Stated goal: All the data should come back exactly as it was given.
%%
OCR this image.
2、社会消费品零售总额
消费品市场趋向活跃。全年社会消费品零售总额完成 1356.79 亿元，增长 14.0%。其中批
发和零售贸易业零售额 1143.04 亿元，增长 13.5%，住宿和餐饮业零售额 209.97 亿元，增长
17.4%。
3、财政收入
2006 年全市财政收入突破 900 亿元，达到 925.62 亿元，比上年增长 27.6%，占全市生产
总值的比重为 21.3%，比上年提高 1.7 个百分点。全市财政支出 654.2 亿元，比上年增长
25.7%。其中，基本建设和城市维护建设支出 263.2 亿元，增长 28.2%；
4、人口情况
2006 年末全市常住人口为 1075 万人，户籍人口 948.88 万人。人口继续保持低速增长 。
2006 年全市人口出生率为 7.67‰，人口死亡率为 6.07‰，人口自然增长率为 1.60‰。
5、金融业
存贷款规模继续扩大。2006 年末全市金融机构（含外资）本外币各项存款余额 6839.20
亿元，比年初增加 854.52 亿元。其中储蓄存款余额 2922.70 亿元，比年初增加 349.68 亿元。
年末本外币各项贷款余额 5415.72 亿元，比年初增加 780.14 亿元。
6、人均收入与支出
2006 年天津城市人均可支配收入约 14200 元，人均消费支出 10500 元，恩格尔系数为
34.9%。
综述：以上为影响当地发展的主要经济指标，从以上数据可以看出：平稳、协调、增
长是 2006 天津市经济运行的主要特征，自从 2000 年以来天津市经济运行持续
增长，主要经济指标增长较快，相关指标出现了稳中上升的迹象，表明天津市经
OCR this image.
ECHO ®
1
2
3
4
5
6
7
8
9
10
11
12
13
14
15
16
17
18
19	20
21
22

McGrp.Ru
%%
The solution:
OCR this image.
2、社会消费品零售总额
消费品市场趋向活跃。全年社会消费品零售总额完成 1356.79 亿元，增长 14.0%。其中批
发和零售贸易业零售额 1143.04 亿元，增长 13.5%，住宿和餐饮业零售额 209.97 亿元，增长
17.4%。
3、财政收入
2006 年全市财政收入突破 900 亿元，达到 925.62 亿元，比上年增长 27.6%，占全市生产
总值的比重为 21.3%，比上年提高 1.7 个百分点。全市财政支出 654.2 亿元，比上年增长
25.7%。其中，基本建设和城市维护建设支出 263.2 亿元，增长 28.2%；
4、人口情况
2006 年末全市常住人口为 1075 万人，户籍人口 948.88 万人。人口继续保持低速增长 。
2006 年全市人口出生率为 7.67‰，人口死亡率为 6.07‰，人口自然增长率为 1.60‰。
5、金融业
存贷款规模继续扩大。2006 年末全市金融机构（含外资）本外币各项存款余额 6839.20
亿元，比年初增加 854.52 亿元。其中储蓄存款余额 2922.70 亿元，比年初增加 349.68 亿元。
年末本外币各项贷款余额 5415.72 亿元，比年初增加 780.14 亿元。
6、人均收入与支出
2006 年天津城市人均可支配收入约 14200 元，人均消费支出 10500 元，恩格尔系数为
34.9%。
综述：以上为影响当地发展的主要经济指标，从以上数据可以看出：平稳、协调、增
长是 2006 天津市经济运行的主要特征，自从 2000 年以来天津市经济运行持续
增长，主要经济指标增长较快，相关指标出现了稳中上升的迹象，表明天津市经
OCR this image.
ECHO ®
1
2
3
4
5
6
7
8
9
10
11
12
13
14
15
16
17
18
19	20
21
22

McGrp.Ru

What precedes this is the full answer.